[Written request]
Write out the records beneath this line exactly as they appear, minus any images.

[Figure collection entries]

* start *

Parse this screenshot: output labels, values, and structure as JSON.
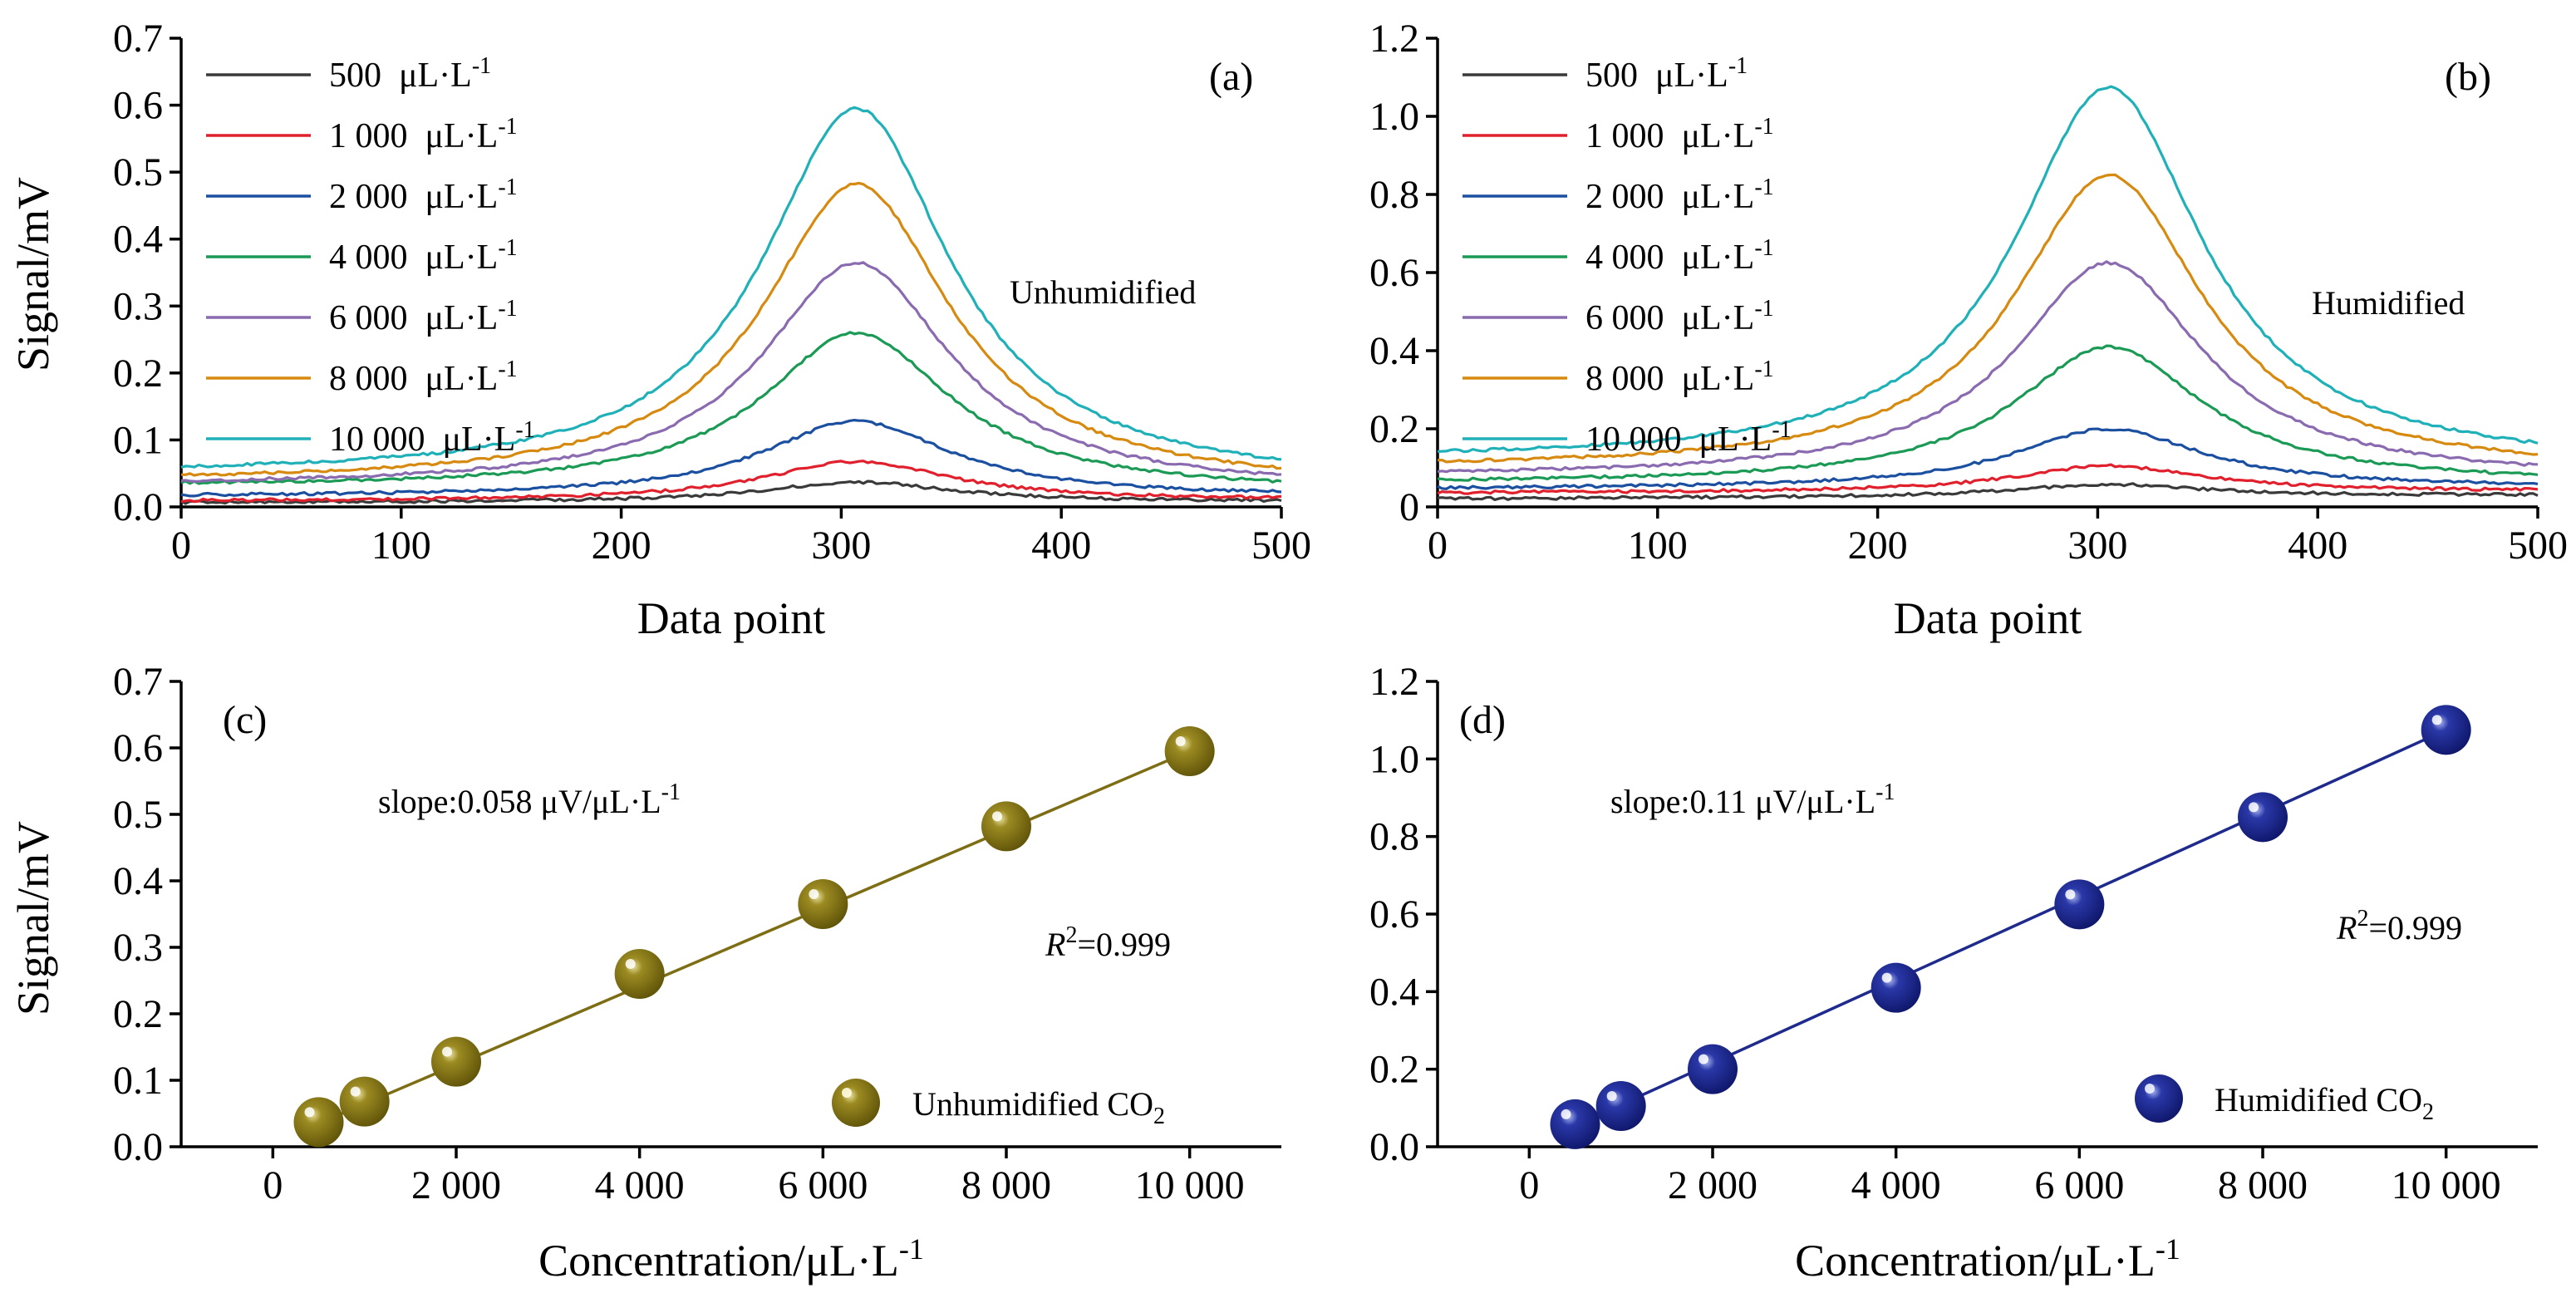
{
  "figure": {
    "panels": [
      {
        "id": "a",
        "tag": "(a)",
        "annotation": "Unhumidified",
        "xlabel": "Data point",
        "ylabel": "Signal/mV",
        "xticks": [
          "0",
          "100",
          "200",
          "300",
          "400",
          "500"
        ],
        "yticks": [
          "0.0",
          "0.1",
          "0.2",
          "0.3",
          "0.4",
          "0.5",
          "0.6",
          "0.7"
        ]
      },
      {
        "id": "b",
        "tag": "(b)",
        "annotation": "Humidified",
        "xlabel": "Data point",
        "ylabel": "",
        "xticks": [
          "0",
          "100",
          "200",
          "300",
          "400",
          "500"
        ],
        "yticks": [
          "0",
          "0.2",
          "0.4",
          "0.6",
          "0.8",
          "1.0",
          "1.2"
        ]
      },
      {
        "id": "c",
        "tag": "(c)",
        "slope_text": "slope:0.058 μV/μL·L",
        "slope_sup": "-1",
        "r2_main": "R",
        "r2_sup": "2",
        "r2_value": "=0.999",
        "legend_main": "Unhumidified CO",
        "legend_sub": "2",
        "xlabel_main": "Concentration/μL·L",
        "xlabel_sup": "-1",
        "ylabel": "Signal/mV",
        "xticks": [
          "0",
          "2 000",
          "4 000",
          "6 000",
          "8 000",
          "10 000"
        ],
        "yticks": [
          "0.0",
          "0.1",
          "0.2",
          "0.3",
          "0.4",
          "0.5",
          "0.6",
          "0.7"
        ]
      },
      {
        "id": "d",
        "tag": "(d)",
        "slope_text": "slope:0.11 μV/μL·L",
        "slope_sup": "-1",
        "r2_main": "R",
        "r2_sup": "2",
        "r2_value": "=0.999",
        "legend_main": "Humidified CO",
        "legend_sub": "2",
        "xlabel_main": "Concentration/μL·L",
        "xlabel_sup": "-1",
        "ylabel": "",
        "xticks": [
          "0",
          "2 000",
          "4 000",
          "6 000",
          "8 000",
          "10 000"
        ],
        "yticks": [
          "0.0",
          "0.2",
          "0.4",
          "0.6",
          "0.8",
          "1.0",
          "1.2"
        ]
      }
    ]
  },
  "chart_data": [
    {
      "type": "line",
      "panel": "a",
      "title": "",
      "annotation": "Unhumidified",
      "xlabel": "Data point",
      "ylabel": "Signal/mV",
      "xlim": [
        0,
        500
      ],
      "ylim": [
        0,
        0.7
      ],
      "peak_x": 307,
      "legend_placement": "top-left",
      "legend_unit": "μL·L",
      "legend_unit_sup": "-1",
      "series": [
        {
          "name": "500",
          "color": "#3a3a3a",
          "baseline_start": 0.006,
          "baseline_end": 0.008,
          "peak": 0.037
        },
        {
          "name": "1 000",
          "color": "#e0202c",
          "baseline_start": 0.008,
          "baseline_end": 0.01,
          "peak": 0.068
        },
        {
          "name": "2 000",
          "color": "#1b4fa0",
          "baseline_start": 0.015,
          "baseline_end": 0.015,
          "peak": 0.128
        },
        {
          "name": "4 000",
          "color": "#1a9a55",
          "baseline_start": 0.03,
          "baseline_end": 0.022,
          "peak": 0.26
        },
        {
          "name": "6 000",
          "color": "#8a6bb0",
          "baseline_start": 0.03,
          "baseline_end": 0.025,
          "peak": 0.365
        },
        {
          "name": "8 000",
          "color": "#d68a10",
          "baseline_start": 0.035,
          "baseline_end": 0.028,
          "peak": 0.482
        },
        {
          "name": "10 000",
          "color": "#1fb0b8",
          "baseline_start": 0.045,
          "baseline_end": 0.033,
          "peak": 0.595
        }
      ]
    },
    {
      "type": "line",
      "panel": "b",
      "title": "",
      "annotation": "Humidified",
      "xlabel": "Data point",
      "ylabel": "",
      "xlim": [
        0,
        500
      ],
      "ylim": [
        0,
        1.2
      ],
      "peak_x": 305,
      "legend_placement": "top-left",
      "legend_unit": "μL·L",
      "legend_unit_sup": "-1",
      "series": [
        {
          "name": "500",
          "color": "#3a3a3a",
          "baseline_start": 0.02,
          "baseline_end": 0.03,
          "peak": 0.058
        },
        {
          "name": "1 000",
          "color": "#e0202c",
          "baseline_start": 0.035,
          "baseline_end": 0.04,
          "peak": 0.105
        },
        {
          "name": "2 000",
          "color": "#1b4fa0",
          "baseline_start": 0.045,
          "baseline_end": 0.05,
          "peak": 0.2
        },
        {
          "name": "4 000",
          "color": "#1a9a55",
          "baseline_start": 0.06,
          "baseline_end": 0.06,
          "peak": 0.41
        },
        {
          "name": "6 000",
          "color": "#8a6bb0",
          "baseline_start": 0.075,
          "baseline_end": 0.07,
          "peak": 0.625
        },
        {
          "name": "8 000",
          "color": "#d68a10",
          "baseline_start": 0.095,
          "baseline_end": 0.085,
          "peak": 0.85
        },
        {
          "name": "10 000",
          "color": "#1fb0b8",
          "baseline_start": 0.115,
          "baseline_end": 0.1,
          "peak": 1.075
        }
      ]
    },
    {
      "type": "scatter",
      "panel": "c",
      "title": "",
      "xlabel": "Concentration/μL·L-1",
      "ylabel": "Signal/mV",
      "xlim": [
        -1000,
        11000
      ],
      "ylim": [
        0,
        0.7
      ],
      "color": "#7d6d14",
      "legend_placement": "bottom-right",
      "series": [
        {
          "name": "Unhumidified CO2",
          "x": [
            500,
            1000,
            2000,
            4000,
            6000,
            8000,
            10000
          ],
          "y": [
            0.037,
            0.068,
            0.128,
            0.26,
            0.365,
            0.482,
            0.595
          ]
        }
      ],
      "fit": {
        "slope": 0.058,
        "r2": 0.999,
        "x": [
          500,
          10000
        ],
        "y": [
          0.035,
          0.595
        ]
      }
    },
    {
      "type": "scatter",
      "panel": "d",
      "title": "",
      "xlabel": "Concentration/μL·L-1",
      "ylabel": "",
      "xlim": [
        -1000,
        11000
      ],
      "ylim": [
        0,
        1.2
      ],
      "color": "#1e2a8c",
      "legend_placement": "bottom-right",
      "series": [
        {
          "name": "Humidified CO2",
          "x": [
            500,
            1000,
            2000,
            4000,
            6000,
            8000,
            10000
          ],
          "y": [
            0.058,
            0.105,
            0.2,
            0.41,
            0.625,
            0.85,
            1.075
          ]
        }
      ],
      "fit": {
        "slope": 0.11,
        "r2": 0.999,
        "x": [
          500,
          10000
        ],
        "y": [
          0.055,
          1.075
        ]
      }
    }
  ]
}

* end *

[Output]
Parse this screenshot: output labels, values, and structure as JSON.
{
  "figure": {
    "panels": [
      {
        "id": "a",
        "tag": "(a)",
        "annotation": "Unhumidified",
        "xlabel": "Data point",
        "ylabel": "Signal/mV",
        "xticks": [
          "0",
          "100",
          "200",
          "300",
          "400",
          "500"
        ],
        "yticks": [
          "0.0",
          "0.1",
          "0.2",
          "0.3",
          "0.4",
          "0.5",
          "0.6",
          "0.7"
        ]
      },
      {
        "id": "b",
        "tag": "(b)",
        "annotation": "Humidified",
        "xlabel": "Data point",
        "ylabel": "",
        "xticks": [
          "0",
          "100",
          "200",
          "300",
          "400",
          "500"
        ],
        "yticks": [
          "0",
          "0.2",
          "0.4",
          "0.6",
          "0.8",
          "1.0",
          "1.2"
        ]
      },
      {
        "id": "c",
        "tag": "(c)",
        "slope_text": "slope:0.058 μV/μL·L",
        "slope_sup": "-1",
        "r2_main": "R",
        "r2_sup": "2",
        "r2_value": "=0.999",
        "legend_main": "Unhumidified CO",
        "legend_sub": "2",
        "xlabel_main": "Concentration/μL·L",
        "xlabel_sup": "-1",
        "ylabel": "Signal/mV",
        "xticks": [
          "0",
          "2 000",
          "4 000",
          "6 000",
          "8 000",
          "10 000"
        ],
        "yticks": [
          "0.0",
          "0.1",
          "0.2",
          "0.3",
          "0.4",
          "0.5",
          "0.6",
          "0.7"
        ]
      },
      {
        "id": "d",
        "tag": "(d)",
        "slope_text": "slope:0.11 μV/μL·L",
        "slope_sup": "-1",
        "r2_main": "R",
        "r2_sup": "2",
        "r2_value": "=0.999",
        "legend_main": "Humidified CO",
        "legend_sub": "2",
        "xlabel_main": "Concentration/μL·L",
        "xlabel_sup": "-1",
        "ylabel": "",
        "xticks": [
          "0",
          "2 000",
          "4 000",
          "6 000",
          "8 000",
          "10 000"
        ],
        "yticks": [
          "0.0",
          "0.2",
          "0.4",
          "0.6",
          "0.8",
          "1.0",
          "1.2"
        ]
      }
    ]
  },
  "chart_data": [
    {
      "type": "line",
      "panel": "a",
      "title": "",
      "annotation": "Unhumidified",
      "xlabel": "Data point",
      "ylabel": "Signal/mV",
      "xlim": [
        0,
        500
      ],
      "ylim": [
        0,
        0.7
      ],
      "peak_x": 307,
      "legend_placement": "top-left",
      "legend_unit": "μL·L",
      "legend_unit_sup": "-1",
      "series": [
        {
          "name": "500",
          "color": "#3a3a3a",
          "baseline_start": 0.006,
          "baseline_end": 0.008,
          "peak": 0.037
        },
        {
          "name": "1 000",
          "color": "#e0202c",
          "baseline_start": 0.008,
          "baseline_end": 0.01,
          "peak": 0.068
        },
        {
          "name": "2 000",
          "color": "#1b4fa0",
          "baseline_start": 0.015,
          "baseline_end": 0.015,
          "peak": 0.128
        },
        {
          "name": "4 000",
          "color": "#1a9a55",
          "baseline_start": 0.03,
          "baseline_end": 0.022,
          "peak": 0.26
        },
        {
          "name": "6 000",
          "color": "#8a6bb0",
          "baseline_start": 0.03,
          "baseline_end": 0.025,
          "peak": 0.365
        },
        {
          "name": "8 000",
          "color": "#d68a10",
          "baseline_start": 0.035,
          "baseline_end": 0.028,
          "peak": 0.482
        },
        {
          "name": "10 000",
          "color": "#1fb0b8",
          "baseline_start": 0.045,
          "baseline_end": 0.033,
          "peak": 0.595
        }
      ]
    },
    {
      "type": "line",
      "panel": "b",
      "title": "",
      "annotation": "Humidified",
      "xlabel": "Data point",
      "ylabel": "",
      "xlim": [
        0,
        500
      ],
      "ylim": [
        0,
        1.2
      ],
      "peak_x": 305,
      "legend_placement": "top-left",
      "legend_unit": "μL·L",
      "legend_unit_sup": "-1",
      "series": [
        {
          "name": "500",
          "color": "#3a3a3a",
          "baseline_start": 0.02,
          "baseline_end": 0.03,
          "peak": 0.058
        },
        {
          "name": "1 000",
          "color": "#e0202c",
          "baseline_start": 0.035,
          "baseline_end": 0.04,
          "peak": 0.105
        },
        {
          "name": "2 000",
          "color": "#1b4fa0",
          "baseline_start": 0.045,
          "baseline_end": 0.05,
          "peak": 0.2
        },
        {
          "name": "4 000",
          "color": "#1a9a55",
          "baseline_start": 0.06,
          "baseline_end": 0.06,
          "peak": 0.41
        },
        {
          "name": "6 000",
          "color": "#8a6bb0",
          "baseline_start": 0.075,
          "baseline_end": 0.07,
          "peak": 0.625
        },
        {
          "name": "8 000",
          "color": "#d68a10",
          "baseline_start": 0.095,
          "baseline_end": 0.085,
          "peak": 0.85
        },
        {
          "name": "10 000",
          "color": "#1fb0b8",
          "baseline_start": 0.115,
          "baseline_end": 0.1,
          "peak": 1.075
        }
      ]
    },
    {
      "type": "scatter",
      "panel": "c",
      "title": "",
      "xlabel": "Concentration/μL·L-1",
      "ylabel": "Signal/mV",
      "xlim": [
        -1000,
        11000
      ],
      "ylim": [
        0,
        0.7
      ],
      "color": "#7d6d14",
      "legend_placement": "bottom-right",
      "series": [
        {
          "name": "Unhumidified CO2",
          "x": [
            500,
            1000,
            2000,
            4000,
            6000,
            8000,
            10000
          ],
          "y": [
            0.037,
            0.068,
            0.128,
            0.26,
            0.365,
            0.482,
            0.595
          ]
        }
      ],
      "fit": {
        "slope": 0.058,
        "r2": 0.999,
        "x": [
          500,
          10000
        ],
        "y": [
          0.035,
          0.595
        ]
      }
    },
    {
      "type": "scatter",
      "panel": "d",
      "title": "",
      "xlabel": "Concentration/μL·L-1",
      "ylabel": "",
      "xlim": [
        -1000,
        11000
      ],
      "ylim": [
        0,
        1.2
      ],
      "color": "#1e2a8c",
      "legend_placement": "bottom-right",
      "series": [
        {
          "name": "Humidified CO2",
          "x": [
            500,
            1000,
            2000,
            4000,
            6000,
            8000,
            10000
          ],
          "y": [
            0.058,
            0.105,
            0.2,
            0.41,
            0.625,
            0.85,
            1.075
          ]
        }
      ],
      "fit": {
        "slope": 0.11,
        "r2": 0.999,
        "x": [
          500,
          10000
        ],
        "y": [
          0.055,
          1.075
        ]
      }
    }
  ]
}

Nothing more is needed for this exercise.